Exercise data:

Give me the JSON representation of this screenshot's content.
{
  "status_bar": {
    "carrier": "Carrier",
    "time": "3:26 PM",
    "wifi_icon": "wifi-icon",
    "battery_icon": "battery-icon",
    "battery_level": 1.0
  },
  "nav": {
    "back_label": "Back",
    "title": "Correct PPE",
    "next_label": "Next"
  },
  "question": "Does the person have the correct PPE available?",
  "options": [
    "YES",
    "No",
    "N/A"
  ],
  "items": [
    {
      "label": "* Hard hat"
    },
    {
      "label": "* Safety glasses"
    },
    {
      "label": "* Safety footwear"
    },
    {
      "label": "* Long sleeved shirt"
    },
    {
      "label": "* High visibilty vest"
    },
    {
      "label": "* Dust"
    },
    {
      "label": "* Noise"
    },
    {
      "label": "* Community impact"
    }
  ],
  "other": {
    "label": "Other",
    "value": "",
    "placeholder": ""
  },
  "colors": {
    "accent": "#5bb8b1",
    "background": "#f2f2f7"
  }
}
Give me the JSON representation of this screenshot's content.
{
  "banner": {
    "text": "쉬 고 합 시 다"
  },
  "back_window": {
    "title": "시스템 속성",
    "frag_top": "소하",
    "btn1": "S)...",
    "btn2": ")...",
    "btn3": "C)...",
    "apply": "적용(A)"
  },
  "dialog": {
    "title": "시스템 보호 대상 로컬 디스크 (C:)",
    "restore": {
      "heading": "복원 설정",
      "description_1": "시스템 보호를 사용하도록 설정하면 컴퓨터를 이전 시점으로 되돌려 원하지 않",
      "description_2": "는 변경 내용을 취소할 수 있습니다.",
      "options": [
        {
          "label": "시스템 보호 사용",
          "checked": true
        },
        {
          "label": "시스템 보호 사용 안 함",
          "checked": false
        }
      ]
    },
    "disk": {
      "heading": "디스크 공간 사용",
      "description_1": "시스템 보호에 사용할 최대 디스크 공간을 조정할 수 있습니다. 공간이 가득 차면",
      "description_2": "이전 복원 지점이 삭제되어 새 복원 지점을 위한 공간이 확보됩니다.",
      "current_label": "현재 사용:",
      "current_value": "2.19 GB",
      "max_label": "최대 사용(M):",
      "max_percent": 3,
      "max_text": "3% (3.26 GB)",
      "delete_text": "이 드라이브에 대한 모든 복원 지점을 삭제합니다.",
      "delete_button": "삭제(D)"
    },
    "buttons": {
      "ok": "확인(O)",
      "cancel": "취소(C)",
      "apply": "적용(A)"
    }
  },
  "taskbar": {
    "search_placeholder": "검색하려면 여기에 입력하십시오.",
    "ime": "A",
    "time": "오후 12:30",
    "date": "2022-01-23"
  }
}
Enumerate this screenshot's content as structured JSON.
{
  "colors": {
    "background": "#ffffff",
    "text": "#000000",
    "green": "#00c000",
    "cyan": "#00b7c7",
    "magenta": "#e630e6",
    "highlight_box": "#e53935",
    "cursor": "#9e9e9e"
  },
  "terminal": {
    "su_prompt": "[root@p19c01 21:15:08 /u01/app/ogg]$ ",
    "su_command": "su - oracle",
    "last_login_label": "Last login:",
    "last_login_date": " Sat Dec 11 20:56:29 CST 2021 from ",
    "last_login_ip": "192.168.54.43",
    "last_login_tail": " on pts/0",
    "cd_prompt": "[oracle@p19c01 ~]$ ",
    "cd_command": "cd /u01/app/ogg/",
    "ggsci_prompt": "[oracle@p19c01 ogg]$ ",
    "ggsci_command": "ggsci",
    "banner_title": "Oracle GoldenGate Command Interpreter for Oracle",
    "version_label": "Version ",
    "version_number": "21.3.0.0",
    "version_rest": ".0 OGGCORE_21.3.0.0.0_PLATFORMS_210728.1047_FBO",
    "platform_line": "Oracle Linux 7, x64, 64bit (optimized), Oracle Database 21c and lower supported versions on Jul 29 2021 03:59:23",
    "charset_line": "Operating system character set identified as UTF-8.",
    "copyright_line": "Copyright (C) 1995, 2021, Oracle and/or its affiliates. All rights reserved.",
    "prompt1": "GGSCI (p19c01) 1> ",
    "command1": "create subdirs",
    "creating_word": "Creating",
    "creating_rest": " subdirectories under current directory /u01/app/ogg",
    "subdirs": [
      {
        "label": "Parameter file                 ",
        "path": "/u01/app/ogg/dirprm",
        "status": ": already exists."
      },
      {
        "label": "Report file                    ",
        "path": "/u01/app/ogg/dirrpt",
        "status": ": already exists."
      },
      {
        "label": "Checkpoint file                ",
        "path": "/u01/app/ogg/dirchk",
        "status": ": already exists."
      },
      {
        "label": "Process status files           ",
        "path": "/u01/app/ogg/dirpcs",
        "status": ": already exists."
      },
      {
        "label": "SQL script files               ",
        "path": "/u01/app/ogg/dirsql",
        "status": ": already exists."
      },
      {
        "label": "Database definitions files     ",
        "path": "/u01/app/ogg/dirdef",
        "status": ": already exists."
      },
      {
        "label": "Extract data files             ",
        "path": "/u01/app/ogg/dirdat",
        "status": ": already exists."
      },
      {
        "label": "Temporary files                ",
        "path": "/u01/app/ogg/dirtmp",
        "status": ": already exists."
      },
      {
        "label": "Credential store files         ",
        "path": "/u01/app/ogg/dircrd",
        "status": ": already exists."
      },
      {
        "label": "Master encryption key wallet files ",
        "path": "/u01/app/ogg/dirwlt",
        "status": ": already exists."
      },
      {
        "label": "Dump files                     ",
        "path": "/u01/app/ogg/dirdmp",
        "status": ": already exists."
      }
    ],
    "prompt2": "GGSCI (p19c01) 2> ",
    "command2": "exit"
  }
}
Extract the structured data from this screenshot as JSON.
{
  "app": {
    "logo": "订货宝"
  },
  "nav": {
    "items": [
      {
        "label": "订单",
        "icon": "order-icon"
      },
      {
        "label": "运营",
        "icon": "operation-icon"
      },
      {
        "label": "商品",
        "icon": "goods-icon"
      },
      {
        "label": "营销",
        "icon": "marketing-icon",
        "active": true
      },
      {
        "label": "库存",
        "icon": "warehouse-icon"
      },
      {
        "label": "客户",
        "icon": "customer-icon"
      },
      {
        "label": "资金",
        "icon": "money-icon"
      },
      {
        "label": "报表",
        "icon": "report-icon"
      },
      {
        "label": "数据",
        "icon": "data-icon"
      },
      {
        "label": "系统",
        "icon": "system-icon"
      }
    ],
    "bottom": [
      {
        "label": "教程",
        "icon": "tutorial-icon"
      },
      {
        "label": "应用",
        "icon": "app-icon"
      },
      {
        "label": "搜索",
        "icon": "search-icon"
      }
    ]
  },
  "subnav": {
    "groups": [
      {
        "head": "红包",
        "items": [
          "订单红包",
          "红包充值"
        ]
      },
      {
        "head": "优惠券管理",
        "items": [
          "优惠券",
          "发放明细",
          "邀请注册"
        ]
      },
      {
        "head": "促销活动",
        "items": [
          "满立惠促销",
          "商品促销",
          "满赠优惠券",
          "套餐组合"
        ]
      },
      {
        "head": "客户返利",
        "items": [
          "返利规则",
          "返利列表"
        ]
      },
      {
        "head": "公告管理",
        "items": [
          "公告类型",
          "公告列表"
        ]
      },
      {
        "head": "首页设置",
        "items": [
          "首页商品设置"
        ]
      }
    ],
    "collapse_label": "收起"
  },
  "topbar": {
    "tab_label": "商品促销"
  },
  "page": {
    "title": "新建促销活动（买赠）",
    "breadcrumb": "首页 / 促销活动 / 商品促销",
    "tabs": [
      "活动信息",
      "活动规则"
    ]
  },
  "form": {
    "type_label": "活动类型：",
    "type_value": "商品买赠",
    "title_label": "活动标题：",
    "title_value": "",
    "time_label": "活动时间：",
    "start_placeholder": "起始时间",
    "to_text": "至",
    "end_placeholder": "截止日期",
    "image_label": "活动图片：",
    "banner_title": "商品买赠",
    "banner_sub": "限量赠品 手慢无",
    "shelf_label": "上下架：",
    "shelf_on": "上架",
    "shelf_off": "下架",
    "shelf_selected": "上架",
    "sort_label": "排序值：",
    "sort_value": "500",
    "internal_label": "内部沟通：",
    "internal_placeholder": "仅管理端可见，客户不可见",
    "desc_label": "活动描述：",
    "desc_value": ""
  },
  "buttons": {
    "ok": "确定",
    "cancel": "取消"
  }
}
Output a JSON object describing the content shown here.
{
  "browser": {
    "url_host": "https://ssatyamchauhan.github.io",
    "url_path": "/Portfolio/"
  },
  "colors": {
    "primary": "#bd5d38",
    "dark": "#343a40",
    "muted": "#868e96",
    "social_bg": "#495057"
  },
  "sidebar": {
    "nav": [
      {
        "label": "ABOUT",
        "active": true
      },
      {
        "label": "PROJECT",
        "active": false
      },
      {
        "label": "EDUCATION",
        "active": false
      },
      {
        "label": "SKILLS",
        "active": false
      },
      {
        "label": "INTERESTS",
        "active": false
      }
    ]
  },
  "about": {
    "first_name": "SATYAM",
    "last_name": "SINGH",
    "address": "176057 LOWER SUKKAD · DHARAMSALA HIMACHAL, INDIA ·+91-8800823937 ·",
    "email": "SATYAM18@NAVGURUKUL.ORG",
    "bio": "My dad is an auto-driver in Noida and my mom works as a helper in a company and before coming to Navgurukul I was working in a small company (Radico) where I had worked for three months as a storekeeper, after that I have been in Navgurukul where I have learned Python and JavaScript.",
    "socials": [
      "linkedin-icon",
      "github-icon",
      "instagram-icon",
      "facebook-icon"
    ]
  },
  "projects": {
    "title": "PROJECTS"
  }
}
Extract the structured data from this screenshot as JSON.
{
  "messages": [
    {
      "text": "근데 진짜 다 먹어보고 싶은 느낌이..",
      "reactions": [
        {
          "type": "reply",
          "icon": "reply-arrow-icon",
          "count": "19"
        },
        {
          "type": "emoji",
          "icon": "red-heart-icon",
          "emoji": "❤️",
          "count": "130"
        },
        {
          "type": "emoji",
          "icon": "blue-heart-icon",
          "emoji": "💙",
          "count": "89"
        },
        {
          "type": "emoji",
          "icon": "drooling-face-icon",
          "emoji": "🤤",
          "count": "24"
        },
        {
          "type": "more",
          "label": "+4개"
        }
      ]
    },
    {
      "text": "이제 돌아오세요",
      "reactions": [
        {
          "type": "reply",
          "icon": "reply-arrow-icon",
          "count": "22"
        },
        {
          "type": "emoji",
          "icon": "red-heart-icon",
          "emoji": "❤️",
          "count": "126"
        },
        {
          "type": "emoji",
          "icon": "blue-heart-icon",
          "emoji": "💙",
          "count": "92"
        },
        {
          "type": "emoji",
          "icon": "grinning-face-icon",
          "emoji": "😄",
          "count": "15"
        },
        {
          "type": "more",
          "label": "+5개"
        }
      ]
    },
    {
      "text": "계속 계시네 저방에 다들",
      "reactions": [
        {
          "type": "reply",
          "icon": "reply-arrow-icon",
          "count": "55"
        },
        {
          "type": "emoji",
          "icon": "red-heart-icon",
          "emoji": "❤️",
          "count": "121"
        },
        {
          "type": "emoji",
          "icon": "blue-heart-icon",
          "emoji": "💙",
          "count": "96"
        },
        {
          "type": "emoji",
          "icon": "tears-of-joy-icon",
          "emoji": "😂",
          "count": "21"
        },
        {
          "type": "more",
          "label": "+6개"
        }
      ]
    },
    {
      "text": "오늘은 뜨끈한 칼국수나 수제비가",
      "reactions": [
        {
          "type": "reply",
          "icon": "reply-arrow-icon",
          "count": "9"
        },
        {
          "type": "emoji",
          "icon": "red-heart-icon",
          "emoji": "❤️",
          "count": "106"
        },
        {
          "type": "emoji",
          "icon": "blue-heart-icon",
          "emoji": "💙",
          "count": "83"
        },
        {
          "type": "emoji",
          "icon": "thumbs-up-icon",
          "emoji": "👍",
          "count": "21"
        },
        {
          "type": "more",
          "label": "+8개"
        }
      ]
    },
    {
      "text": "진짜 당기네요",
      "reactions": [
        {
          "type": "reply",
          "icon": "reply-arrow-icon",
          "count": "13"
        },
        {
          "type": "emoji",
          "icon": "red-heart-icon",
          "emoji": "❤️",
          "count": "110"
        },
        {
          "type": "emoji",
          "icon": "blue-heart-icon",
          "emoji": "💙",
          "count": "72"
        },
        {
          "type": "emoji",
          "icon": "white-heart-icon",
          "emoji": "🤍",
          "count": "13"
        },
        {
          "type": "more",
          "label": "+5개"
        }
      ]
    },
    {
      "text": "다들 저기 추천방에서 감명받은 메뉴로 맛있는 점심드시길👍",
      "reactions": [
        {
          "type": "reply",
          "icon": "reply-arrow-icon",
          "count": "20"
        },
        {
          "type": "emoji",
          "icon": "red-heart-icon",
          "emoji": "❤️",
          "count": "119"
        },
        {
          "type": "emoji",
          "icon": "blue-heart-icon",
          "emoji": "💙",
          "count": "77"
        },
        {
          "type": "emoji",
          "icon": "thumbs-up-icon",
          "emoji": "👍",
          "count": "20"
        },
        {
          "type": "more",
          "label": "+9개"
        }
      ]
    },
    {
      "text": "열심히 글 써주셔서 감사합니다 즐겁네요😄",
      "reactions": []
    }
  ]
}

Problem description: Provide the count, and nothing else, of lines in the data above where the word "Safety" occurs.

Solved exercise: 2